**Written request:** Send back the records in full, character for character.
━━━━━ Records for this task
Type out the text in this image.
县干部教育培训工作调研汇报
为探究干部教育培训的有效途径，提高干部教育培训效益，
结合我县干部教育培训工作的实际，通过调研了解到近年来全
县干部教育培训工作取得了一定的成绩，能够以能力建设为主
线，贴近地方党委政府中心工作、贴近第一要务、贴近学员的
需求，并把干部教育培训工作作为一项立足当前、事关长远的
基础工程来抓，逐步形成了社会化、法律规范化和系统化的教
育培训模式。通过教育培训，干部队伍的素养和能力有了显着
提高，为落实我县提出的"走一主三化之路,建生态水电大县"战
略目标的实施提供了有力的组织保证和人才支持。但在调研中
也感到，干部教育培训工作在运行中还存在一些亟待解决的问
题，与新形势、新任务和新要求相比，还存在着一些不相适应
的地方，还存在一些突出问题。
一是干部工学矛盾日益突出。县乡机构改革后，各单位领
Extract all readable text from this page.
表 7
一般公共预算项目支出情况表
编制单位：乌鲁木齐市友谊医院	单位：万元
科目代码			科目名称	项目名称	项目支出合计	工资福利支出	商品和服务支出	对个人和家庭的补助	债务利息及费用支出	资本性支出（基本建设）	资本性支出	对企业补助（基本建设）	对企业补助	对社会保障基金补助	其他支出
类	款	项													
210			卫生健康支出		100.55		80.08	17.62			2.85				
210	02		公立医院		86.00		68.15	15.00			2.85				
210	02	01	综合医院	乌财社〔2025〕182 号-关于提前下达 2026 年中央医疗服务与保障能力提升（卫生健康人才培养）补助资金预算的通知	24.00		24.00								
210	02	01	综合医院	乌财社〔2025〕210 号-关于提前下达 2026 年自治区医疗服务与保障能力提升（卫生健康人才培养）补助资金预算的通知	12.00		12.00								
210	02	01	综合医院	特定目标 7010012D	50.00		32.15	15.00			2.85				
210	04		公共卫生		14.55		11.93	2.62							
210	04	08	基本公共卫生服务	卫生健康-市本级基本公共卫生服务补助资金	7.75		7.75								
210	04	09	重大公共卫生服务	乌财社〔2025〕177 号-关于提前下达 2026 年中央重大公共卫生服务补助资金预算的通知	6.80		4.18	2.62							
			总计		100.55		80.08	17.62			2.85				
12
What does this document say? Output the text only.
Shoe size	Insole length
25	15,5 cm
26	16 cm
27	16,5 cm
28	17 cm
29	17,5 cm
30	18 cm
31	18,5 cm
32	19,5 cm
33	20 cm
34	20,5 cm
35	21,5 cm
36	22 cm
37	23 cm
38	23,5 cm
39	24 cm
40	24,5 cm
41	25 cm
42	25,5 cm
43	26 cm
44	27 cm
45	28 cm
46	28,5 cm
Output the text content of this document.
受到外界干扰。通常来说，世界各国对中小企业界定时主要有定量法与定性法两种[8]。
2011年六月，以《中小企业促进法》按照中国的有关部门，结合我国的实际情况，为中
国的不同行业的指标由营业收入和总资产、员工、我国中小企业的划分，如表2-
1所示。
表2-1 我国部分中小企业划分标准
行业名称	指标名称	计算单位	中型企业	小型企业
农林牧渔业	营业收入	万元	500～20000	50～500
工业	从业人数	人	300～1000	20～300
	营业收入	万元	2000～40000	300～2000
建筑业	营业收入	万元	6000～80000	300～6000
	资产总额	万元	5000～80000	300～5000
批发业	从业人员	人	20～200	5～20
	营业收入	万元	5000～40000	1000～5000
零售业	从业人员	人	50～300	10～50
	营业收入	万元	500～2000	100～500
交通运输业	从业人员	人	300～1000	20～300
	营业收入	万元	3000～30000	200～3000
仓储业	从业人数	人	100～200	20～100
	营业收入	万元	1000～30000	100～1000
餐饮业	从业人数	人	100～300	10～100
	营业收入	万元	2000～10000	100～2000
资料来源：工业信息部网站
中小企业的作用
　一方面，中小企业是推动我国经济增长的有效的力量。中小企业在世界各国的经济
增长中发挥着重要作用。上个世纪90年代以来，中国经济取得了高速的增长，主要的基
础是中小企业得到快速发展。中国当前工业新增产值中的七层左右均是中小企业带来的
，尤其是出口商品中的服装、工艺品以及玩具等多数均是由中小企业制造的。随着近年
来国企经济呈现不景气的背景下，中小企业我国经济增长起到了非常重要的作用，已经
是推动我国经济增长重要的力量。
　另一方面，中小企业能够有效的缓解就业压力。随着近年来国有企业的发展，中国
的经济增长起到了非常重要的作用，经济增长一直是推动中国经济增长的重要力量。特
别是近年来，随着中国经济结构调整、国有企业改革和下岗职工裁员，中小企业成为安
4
━━━━━━━━━━
**Full solution:**
Type out the text in this image.
县干部教育培训工作调研汇报
为探究干部教育培训的有效途径，提高干部教育培训效益，
结合我县干部教育培训工作的实际，通过调研了解到近年来全
县干部教育培训工作取得了一定的成绩，能够以能力建设为主
线，贴近地方党委政府中心工作、贴近第一要务、贴近学员的
需求，并把干部教育培训工作作为一项立足当前、事关长远的
基础工程来抓，逐步形成了社会化、法律规范化和系统化的教
育培训模式。通过教育培训，干部队伍的素养和能力有了显着
提高，为落实我县提出的"走一主三化之路,建生态水电大县"战
略目标的实施提供了有力的组织保证和人才支持。但在调研中
也感到，干部教育培训工作在运行中还存在一些亟待解决的问
题，与新形势、新任务和新要求相比，还存在着一些不相适应
的地方，还存在一些突出问题。
一是干部工学矛盾日益突出。县乡机构改革后，各单位领
Extract all readable text from this page.
表 7
一般公共预算项目支出情况表
编制单位：乌鲁木齐市友谊医院	单位：万元
科目代码			科目名称	项目名称	项目支出合计	工资福利支出	商品和服务支出	对个人和家庭的补助	债务利息及费用支出	资本性支出（基本建设）	资本性支出	对企业补助（基本建设）	对企业补助	对社会保障基金补助	其他支出
类	款	项													
210			卫生健康支出		100.55		80.08	17.62			2.85				
210	02		公立医院		86.00		68.15	15.00			2.85				
210	02	01	综合医院	乌财社〔2025〕182 号-关于提前下达 2026 年中央医疗服务与保障能力提升（卫生健康人才培养）补助资金预算的通知	24.00		24.00								
210	02	01	综合医院	乌财社〔2025〕210 号-关于提前下达 2026 年自治区医疗服务与保障能力提升（卫生健康人才培养）补助资金预算的通知	12.00		12.00								
210	02	01	综合医院	特定目标 7010012D	50.00		32.15	15.00			2.85				
210	04		公共卫生		14.55		11.93	2.62							
210	04	08	基本公共卫生服务	卫生健康-市本级基本公共卫生服务补助资金	7.75		7.75								
210	04	09	重大公共卫生服务	乌财社〔2025〕177 号-关于提前下达 2026 年中央重大公共卫生服务补助资金预算的通知	6.80		4.18	2.62							
			总计		100.55		80.08	17.62			2.85				
12
What does this document say? Output the text only.
Shoe size	Insole length
25	15,5 cm
26	16 cm
27	16,5 cm
28	17 cm
29	17,5 cm
30	18 cm
31	18,5 cm
32	19,5 cm
33	20 cm
34	20,5 cm
35	21,5 cm
36	22 cm
37	23 cm
38	23,5 cm
39	24 cm
40	24,5 cm
41	25 cm
42	25,5 cm
43	26 cm
44	27 cm
45	28 cm
46	28,5 cm
Output the text content of this document.
受到外界干扰。通常来说，世界各国对中小企业界定时主要有定量法与定性法两种[8]。
2011年六月，以《中小企业促进法》按照中国的有关部门，结合我国的实际情况，为中
国的不同行业的指标由营业收入和总资产、员工、我国中小企业的划分，如表2-
1所示。
表2-1 我国部分中小企业划分标准
行业名称	指标名称	计算单位	中型企业	小型企业
农林牧渔业	营业收入	万元	500～20000	50～500
工业	从业人数	人	300～1000	20～300
	营业收入	万元	2000～40000	300～2000
建筑业	营业收入	万元	6000～80000	300～6000
	资产总额	万元	5000～80000	300～5000
批发业	从业人员	人	20～200	5～20
	营业收入	万元	5000～40000	1000～5000
零售业	从业人员	人	50～300	10～50
	营业收入	万元	500～2000	100～500
交通运输业	从业人员	人	300～1000	20～300
	营业收入	万元	3000～30000	200～3000
仓储业	从业人数	人	100～200	20～100
	营业收入	万元	1000～30000	100～1000
餐饮业	从业人数	人	100～300	10～100
	营业收入	万元	2000～10000	100～2000
资料来源：工业信息部网站
中小企业的作用
　一方面，中小企业是推动我国经济增长的有效的力量。中小企业在世界各国的经济
增长中发挥着重要作用。上个世纪90年代以来，中国经济取得了高速的增长，主要的基
础是中小企业得到快速发展。中国当前工业新增产值中的七层左右均是中小企业带来的
，尤其是出口商品中的服装、工艺品以及玩具等多数均是由中小企业制造的。随着近年
来国企经济呈现不景气的背景下，中小企业我国经济增长起到了非常重要的作用，已经
是推动我国经济增长重要的力量。
　另一方面，中小企业能够有效的缓解就业压力。随着近年来国有企业的发展，中国
的经济增长起到了非常重要的作用，经济增长一直是推动中国经济增长的重要力量。特
别是近年来，随着中国经济结构调整、国有企业改革和下岗职工裁员，中小企业成为安
4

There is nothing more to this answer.